▼

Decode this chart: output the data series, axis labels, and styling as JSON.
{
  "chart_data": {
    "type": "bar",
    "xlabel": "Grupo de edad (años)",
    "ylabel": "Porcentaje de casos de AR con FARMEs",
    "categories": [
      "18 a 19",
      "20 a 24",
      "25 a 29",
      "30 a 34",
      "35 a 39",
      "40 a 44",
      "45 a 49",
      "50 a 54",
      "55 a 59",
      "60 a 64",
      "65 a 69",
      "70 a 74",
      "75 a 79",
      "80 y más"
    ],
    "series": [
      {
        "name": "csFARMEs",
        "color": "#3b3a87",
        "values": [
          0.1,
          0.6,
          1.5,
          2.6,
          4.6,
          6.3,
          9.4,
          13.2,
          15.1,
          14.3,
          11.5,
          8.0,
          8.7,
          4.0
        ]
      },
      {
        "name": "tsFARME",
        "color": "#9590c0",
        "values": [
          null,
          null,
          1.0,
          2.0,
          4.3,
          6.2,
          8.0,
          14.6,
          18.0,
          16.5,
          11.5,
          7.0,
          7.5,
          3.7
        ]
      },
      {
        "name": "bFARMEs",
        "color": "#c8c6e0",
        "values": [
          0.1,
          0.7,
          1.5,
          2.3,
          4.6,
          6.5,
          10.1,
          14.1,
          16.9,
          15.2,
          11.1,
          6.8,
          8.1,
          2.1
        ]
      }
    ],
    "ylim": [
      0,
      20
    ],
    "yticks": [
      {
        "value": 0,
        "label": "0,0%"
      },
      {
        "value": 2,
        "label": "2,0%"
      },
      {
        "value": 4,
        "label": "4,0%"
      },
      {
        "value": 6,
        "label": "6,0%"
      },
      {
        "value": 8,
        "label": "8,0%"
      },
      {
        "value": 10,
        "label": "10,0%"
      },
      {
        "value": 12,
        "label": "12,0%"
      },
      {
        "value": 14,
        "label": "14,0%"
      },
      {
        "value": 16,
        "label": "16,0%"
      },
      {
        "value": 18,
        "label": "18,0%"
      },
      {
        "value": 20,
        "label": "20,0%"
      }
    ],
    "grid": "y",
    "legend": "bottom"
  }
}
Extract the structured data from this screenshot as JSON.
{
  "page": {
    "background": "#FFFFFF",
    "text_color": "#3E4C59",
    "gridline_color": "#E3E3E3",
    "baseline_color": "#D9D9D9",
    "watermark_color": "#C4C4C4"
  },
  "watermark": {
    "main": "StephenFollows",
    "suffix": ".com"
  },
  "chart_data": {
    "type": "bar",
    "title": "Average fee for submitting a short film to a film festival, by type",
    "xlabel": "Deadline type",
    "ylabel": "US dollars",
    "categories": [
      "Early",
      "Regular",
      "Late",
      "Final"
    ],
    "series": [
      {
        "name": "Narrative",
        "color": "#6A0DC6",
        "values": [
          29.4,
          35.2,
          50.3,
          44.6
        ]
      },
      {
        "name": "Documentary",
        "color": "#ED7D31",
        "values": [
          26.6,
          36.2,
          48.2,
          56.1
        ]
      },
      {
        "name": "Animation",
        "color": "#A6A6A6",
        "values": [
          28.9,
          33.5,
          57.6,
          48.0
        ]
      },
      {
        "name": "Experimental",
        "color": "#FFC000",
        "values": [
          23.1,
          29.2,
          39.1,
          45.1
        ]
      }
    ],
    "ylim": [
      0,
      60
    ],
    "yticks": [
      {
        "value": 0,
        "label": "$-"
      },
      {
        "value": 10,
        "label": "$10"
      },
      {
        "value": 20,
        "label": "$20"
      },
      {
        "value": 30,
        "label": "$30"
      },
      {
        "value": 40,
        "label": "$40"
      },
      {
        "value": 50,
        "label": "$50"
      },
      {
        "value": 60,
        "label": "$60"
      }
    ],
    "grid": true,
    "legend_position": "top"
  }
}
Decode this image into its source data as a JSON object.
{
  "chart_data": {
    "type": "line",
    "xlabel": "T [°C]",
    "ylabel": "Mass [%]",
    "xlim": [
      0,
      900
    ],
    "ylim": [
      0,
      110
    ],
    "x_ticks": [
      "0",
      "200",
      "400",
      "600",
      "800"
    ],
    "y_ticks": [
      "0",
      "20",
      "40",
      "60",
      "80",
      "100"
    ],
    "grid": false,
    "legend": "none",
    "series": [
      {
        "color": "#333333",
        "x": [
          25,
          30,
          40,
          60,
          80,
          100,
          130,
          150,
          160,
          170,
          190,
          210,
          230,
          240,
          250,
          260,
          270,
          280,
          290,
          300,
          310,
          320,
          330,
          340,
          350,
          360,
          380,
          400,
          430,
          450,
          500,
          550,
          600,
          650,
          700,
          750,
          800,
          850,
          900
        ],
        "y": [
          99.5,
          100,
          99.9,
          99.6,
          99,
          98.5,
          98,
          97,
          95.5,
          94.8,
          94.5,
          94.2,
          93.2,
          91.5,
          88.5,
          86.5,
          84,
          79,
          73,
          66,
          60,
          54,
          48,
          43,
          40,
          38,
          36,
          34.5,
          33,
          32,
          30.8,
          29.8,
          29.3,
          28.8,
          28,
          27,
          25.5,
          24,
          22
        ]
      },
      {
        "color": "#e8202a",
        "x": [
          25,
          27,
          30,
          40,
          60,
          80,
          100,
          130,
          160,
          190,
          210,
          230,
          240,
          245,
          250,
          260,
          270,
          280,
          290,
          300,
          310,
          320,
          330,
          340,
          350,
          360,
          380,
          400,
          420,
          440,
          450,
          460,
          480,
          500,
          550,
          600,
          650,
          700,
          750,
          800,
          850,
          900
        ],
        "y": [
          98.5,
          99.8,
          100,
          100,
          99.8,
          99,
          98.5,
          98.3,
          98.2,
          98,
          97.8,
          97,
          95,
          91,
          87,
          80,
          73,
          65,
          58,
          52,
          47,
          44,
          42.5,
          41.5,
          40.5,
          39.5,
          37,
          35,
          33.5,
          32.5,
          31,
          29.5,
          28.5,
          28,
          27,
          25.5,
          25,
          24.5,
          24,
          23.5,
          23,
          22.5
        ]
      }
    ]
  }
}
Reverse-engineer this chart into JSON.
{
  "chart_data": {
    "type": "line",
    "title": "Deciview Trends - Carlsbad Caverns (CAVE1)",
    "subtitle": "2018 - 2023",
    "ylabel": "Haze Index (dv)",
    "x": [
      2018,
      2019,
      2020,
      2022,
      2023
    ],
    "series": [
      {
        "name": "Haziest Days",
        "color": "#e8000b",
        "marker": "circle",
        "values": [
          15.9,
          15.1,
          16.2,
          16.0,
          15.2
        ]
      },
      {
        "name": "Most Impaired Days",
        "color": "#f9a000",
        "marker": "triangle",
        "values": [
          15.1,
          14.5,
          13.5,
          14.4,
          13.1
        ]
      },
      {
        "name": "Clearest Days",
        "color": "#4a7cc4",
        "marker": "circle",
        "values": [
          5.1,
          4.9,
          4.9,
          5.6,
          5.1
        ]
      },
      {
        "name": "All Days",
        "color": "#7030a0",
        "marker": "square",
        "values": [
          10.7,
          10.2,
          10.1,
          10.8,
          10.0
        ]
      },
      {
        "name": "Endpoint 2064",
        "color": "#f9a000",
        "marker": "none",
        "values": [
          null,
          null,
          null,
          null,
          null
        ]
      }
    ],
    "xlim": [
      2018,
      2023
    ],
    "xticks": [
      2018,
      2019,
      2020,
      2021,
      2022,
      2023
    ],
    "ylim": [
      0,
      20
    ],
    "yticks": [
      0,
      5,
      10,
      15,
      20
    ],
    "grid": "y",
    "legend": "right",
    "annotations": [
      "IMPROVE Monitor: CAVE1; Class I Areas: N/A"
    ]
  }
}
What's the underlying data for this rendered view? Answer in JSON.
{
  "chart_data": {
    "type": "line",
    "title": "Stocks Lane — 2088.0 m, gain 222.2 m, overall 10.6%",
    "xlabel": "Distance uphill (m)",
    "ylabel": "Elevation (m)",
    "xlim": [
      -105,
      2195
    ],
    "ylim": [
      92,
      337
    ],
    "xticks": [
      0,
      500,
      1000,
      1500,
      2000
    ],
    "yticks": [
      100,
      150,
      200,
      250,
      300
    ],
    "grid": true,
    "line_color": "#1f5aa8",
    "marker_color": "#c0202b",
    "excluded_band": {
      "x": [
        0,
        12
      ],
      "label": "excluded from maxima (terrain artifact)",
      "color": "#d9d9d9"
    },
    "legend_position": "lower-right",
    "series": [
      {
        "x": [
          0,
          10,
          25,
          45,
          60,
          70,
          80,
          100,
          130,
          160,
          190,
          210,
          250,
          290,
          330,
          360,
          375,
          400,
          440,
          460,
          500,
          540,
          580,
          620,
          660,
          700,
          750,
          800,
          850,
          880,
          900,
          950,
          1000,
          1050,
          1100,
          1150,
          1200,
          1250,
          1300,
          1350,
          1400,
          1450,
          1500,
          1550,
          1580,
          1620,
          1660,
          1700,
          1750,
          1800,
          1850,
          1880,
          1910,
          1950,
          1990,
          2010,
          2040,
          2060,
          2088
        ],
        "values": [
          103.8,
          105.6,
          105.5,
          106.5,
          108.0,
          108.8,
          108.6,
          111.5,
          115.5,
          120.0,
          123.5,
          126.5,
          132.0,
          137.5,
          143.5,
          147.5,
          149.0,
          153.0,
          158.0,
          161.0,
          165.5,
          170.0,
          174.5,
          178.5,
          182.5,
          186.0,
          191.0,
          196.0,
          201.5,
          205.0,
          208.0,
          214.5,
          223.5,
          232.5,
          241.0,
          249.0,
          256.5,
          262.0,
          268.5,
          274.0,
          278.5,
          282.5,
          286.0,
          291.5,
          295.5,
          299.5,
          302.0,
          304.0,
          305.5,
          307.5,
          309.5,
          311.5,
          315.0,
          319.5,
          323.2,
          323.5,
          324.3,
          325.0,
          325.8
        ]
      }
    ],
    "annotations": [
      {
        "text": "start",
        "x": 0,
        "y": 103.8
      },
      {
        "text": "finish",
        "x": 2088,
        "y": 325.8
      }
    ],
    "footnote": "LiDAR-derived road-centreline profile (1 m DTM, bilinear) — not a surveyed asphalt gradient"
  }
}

▲

→ Given request
Find each line holding "Decode". Copy it out.

→ Complete response
Decode this chart: output the data series, axis labels, and styling as JSON.
Decode this image into its source data as a JSON object.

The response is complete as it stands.